Exercise prompt:
Extract every entry word for word.

Supplied data:

<<<<

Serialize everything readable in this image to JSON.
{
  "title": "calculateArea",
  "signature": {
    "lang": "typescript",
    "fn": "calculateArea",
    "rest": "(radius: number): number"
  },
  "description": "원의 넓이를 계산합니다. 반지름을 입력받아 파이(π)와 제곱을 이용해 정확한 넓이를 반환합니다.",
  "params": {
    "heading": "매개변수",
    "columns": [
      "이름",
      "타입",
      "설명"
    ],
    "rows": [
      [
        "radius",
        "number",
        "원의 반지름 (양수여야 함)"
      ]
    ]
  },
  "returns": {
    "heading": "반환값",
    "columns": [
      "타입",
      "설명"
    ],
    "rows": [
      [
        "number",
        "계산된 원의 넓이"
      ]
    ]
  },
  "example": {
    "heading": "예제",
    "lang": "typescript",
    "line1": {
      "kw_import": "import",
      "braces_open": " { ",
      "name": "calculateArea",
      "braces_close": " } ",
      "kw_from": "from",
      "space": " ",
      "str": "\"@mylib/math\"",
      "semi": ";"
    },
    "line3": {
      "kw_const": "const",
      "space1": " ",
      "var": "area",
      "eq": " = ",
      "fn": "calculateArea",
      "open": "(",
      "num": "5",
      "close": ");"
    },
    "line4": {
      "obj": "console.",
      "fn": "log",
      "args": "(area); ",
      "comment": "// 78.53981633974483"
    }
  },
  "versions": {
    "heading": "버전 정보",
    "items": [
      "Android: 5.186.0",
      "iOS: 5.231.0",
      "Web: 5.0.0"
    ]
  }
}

>>>>

Exercise output:
Serialize everything readable in this image to JSON.
{
  "title": "calculateArea",
  "signature": {
    "lang": "typescript",
    "fn": "calculateArea",
    "rest": "(radius: number): number"
  },
  "description": "원의 넓이를 계산합니다. 반지름을 입력받아 파이(π)와 제곱을 이용해 정확한 넓이를 반환합니다.",
  "params": {
    "heading": "매개변수",
    "columns": [
      "이름",
      "타입",
      "설명"
    ],
    "rows": [
      [
        "radius",
        "number",
        "원의 반지름 (양수여야 함)"
      ]
    ]
  },
  "returns": {
    "heading": "반환값",
    "columns": [
      "타입",
      "설명"
    ],
    "rows": [
      [
        "number",
        "계산된 원의 넓이"
      ]
    ]
  },
  "example": {
    "heading": "예제",
    "lang": "typescript",
    "line1": {
      "kw_import": "import",
      "braces_open": " { ",
      "name": "calculateArea",
      "braces_close": " } ",
      "kw_from": "from",
      "space": " ",
      "str": "\"@mylib/math\"",
      "semi": ";"
    },
    "line3": {
      "kw_const": "const",
      "space1": " ",
      "var": "area",
      "eq": " = ",
      "fn": "calculateArea",
      "open": "(",
      "num": "5",
      "close": ");"
    },
    "line4": {
      "obj": "console.",
      "fn": "log",
      "args": "(area); ",
      "comment": "// 78.53981633974483"
    }
  },
  "versions": {
    "heading": "버전 정보",
    "items": [
      "Android: 5.186.0",
      "iOS: 5.231.0",
      "Web: 5.0.0"
    ]
  }
}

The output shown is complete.